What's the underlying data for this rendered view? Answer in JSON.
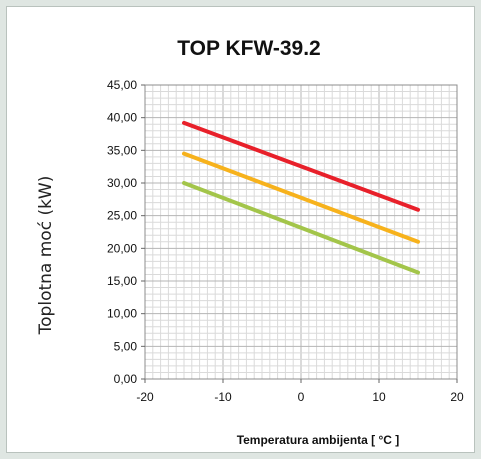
{
  "chart_data": {
    "type": "line",
    "title": "TOP KFW-39.2",
    "xlabel": "Temperatura ambijenta   [ °C ]",
    "ylabel": "Toplotna moć (kW)",
    "xlim": [
      -20,
      20
    ],
    "ylim": [
      0,
      45
    ],
    "xticks": [
      "-20",
      "-10",
      "0",
      "10",
      "20"
    ],
    "yticks": [
      "0,00",
      "5,00",
      "10,00",
      "15,00",
      "20,00",
      "25,00",
      "30,00",
      "35,00",
      "40,00",
      "45,00"
    ],
    "grid": true,
    "series": [
      {
        "color": "#e8202a",
        "x": [
          -15,
          15
        ],
        "y": [
          39.2,
          25.9
        ]
      },
      {
        "color": "#f7b21c",
        "x": [
          -15,
          15
        ],
        "y": [
          34.5,
          21.0
        ]
      },
      {
        "color": "#a3c54a",
        "x": [
          -15,
          15
        ],
        "y": [
          30.0,
          16.3
        ]
      }
    ]
  }
}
☆ ☆ ☆
Give only the count of lines in which the string "color" appears.

• **Correct result**: 3